• [Dataset records]:
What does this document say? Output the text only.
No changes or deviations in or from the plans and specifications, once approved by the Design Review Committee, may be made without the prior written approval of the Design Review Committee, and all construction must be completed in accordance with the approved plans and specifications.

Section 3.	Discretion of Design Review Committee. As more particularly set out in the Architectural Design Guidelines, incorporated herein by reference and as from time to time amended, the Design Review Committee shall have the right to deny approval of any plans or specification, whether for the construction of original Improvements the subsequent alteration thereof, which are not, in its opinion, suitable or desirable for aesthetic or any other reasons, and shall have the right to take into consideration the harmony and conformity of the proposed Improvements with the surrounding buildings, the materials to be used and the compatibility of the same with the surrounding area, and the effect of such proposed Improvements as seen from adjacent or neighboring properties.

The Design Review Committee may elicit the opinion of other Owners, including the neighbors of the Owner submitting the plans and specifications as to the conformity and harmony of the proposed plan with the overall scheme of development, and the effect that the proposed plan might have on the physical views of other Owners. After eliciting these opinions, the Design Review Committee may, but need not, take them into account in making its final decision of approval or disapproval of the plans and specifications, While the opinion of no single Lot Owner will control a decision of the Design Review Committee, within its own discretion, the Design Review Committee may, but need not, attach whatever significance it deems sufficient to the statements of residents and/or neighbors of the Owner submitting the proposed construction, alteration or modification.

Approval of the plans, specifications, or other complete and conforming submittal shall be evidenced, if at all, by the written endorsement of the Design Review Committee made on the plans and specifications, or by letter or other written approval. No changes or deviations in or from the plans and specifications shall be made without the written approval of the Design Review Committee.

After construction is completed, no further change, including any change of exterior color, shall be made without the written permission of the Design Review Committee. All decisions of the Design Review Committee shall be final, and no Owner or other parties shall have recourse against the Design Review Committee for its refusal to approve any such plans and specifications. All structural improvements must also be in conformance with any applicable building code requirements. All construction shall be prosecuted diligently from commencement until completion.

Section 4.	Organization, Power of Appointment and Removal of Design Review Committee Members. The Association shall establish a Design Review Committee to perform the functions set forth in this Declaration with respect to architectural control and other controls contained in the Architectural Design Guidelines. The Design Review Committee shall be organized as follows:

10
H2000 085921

• [What to do]:
From the entries, report each line that includes the word "this".

• [Completed task]:
What does this document say? Output the text only.
Section 4.	Organization, Power of Appointment and Removal of Design Review Committee Members. The Association shall establish a Design Review Committee to perform the functions set forth in this Declaration with respect to architectural control and other controls contained in the Architectural Design Guidelines. The Design Review Committee shall be organized as follows:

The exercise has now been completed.